┏━━

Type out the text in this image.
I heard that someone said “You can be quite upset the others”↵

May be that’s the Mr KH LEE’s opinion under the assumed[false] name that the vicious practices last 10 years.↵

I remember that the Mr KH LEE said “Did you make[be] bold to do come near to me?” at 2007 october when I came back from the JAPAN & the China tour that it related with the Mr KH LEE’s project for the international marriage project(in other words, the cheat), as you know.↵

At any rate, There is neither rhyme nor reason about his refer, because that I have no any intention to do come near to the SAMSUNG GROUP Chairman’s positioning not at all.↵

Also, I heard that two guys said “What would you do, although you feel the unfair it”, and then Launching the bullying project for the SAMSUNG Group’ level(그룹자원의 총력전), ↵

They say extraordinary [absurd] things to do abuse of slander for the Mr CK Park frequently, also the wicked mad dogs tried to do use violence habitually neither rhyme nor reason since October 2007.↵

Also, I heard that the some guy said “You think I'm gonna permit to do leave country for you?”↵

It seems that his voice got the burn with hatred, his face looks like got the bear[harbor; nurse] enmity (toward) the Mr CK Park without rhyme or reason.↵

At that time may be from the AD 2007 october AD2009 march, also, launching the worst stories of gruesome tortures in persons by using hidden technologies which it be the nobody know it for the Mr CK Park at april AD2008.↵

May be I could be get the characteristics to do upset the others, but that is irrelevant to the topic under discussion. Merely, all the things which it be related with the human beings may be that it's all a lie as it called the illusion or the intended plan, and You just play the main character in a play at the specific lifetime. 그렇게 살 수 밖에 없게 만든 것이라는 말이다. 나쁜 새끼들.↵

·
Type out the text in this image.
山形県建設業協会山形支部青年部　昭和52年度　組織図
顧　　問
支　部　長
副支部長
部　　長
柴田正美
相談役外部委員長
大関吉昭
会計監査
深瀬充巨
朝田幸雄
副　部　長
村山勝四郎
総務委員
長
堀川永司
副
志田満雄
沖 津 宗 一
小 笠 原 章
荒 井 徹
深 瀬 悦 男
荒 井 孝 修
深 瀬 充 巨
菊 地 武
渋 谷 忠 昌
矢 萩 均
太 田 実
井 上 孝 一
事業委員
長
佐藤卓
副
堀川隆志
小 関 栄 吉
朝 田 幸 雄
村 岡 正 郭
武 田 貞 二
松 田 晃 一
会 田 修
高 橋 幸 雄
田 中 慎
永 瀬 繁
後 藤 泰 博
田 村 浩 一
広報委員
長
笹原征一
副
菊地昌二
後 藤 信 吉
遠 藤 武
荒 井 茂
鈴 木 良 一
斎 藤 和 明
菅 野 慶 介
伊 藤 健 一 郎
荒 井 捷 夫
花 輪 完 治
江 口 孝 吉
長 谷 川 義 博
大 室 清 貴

┗━━

Given exercise:
Reproduce each line of the material above precisely.

Worked solution:
Type out the text in this image.
I heard that someone said “You can be quite upset the others”↵

May be that’s the Mr KH LEE’s opinion under the assumed[false] name that the vicious practices last 10 years.↵

I remember that the Mr KH LEE said “Did you make[be] bold to do come near to me?” at 2007 october when I came back from the JAPAN & the China tour that it related with the Mr KH LEE’s project for the international marriage project(in other words, the cheat), as you know.↵

At any rate, There is neither rhyme nor reason about his refer, because that I have no any intention to do come near to the SAMSUNG GROUP Chairman’s positioning not at all.↵

Also, I heard that two guys said “What would you do, although you feel the unfair it”, and then Launching the bullying project for the SAMSUNG Group’ level(그룹자원의 총력전), ↵

They say extraordinary [absurd] things to do abuse of slander for the Mr CK Park frequently, also the wicked mad dogs tried to do use violence habitually neither rhyme nor reason since October 2007.↵

Also, I heard that the some guy said “You think I'm gonna permit to do leave country for you?”↵

It seems that his voice got the burn with hatred, his face looks like got the bear[harbor; nurse] enmity (toward) the Mr CK Park without rhyme or reason.↵

At that time may be from the AD 2007 october AD2009 march, also, launching the worst stories of gruesome tortures in persons by using hidden technologies which it be the nobody know it for the Mr CK Park at april AD2008.↵

May be I could be get the characteristics to do upset the others, but that is irrelevant to the topic under discussion. Merely, all the things which it be related with the human beings may be that it's all a lie as it called the illusion or the intended plan, and You just play the main character in a play at the specific lifetime. 그렇게 살 수 밖에 없게 만든 것이라는 말이다. 나쁜 새끼들.↵

·
Type out the text in this image.
山形県建設業協会山形支部青年部　昭和52年度　組織図
顧　　問
支　部　長
副支部長
部　　長
柴田正美
相談役外部委員長
大関吉昭
会計監査
深瀬充巨
朝田幸雄
副　部　長
村山勝四郎
総務委員
長
堀川永司
副
志田満雄
沖 津 宗 一
小 笠 原 章
荒 井 徹
深 瀬 悦 男
荒 井 孝 修
深 瀬 充 巨
菊 地 武
渋 谷 忠 昌
矢 萩 均
太 田 実
井 上 孝 一
事業委員
長
佐藤卓
副
堀川隆志
小 関 栄 吉
朝 田 幸 雄
村 岡 正 郭
武 田 貞 二
松 田 晃 一
会 田 修
高 橋 幸 雄
田 中 慎
永 瀬 繁
後 藤 泰 博
田 村 浩 一
広報委員
長
笹原征一
副
菊地昌二
後 藤 信 吉
遠 藤 武
荒 井 茂
鈴 木 良 一
斎 藤 和 明
菅 野 慶 介
伊 藤 健 一 郎
荒 井 捷 夫
花 輪 完 治
江 口 孝 吉
長 谷 川 義 博
大 室 清 貴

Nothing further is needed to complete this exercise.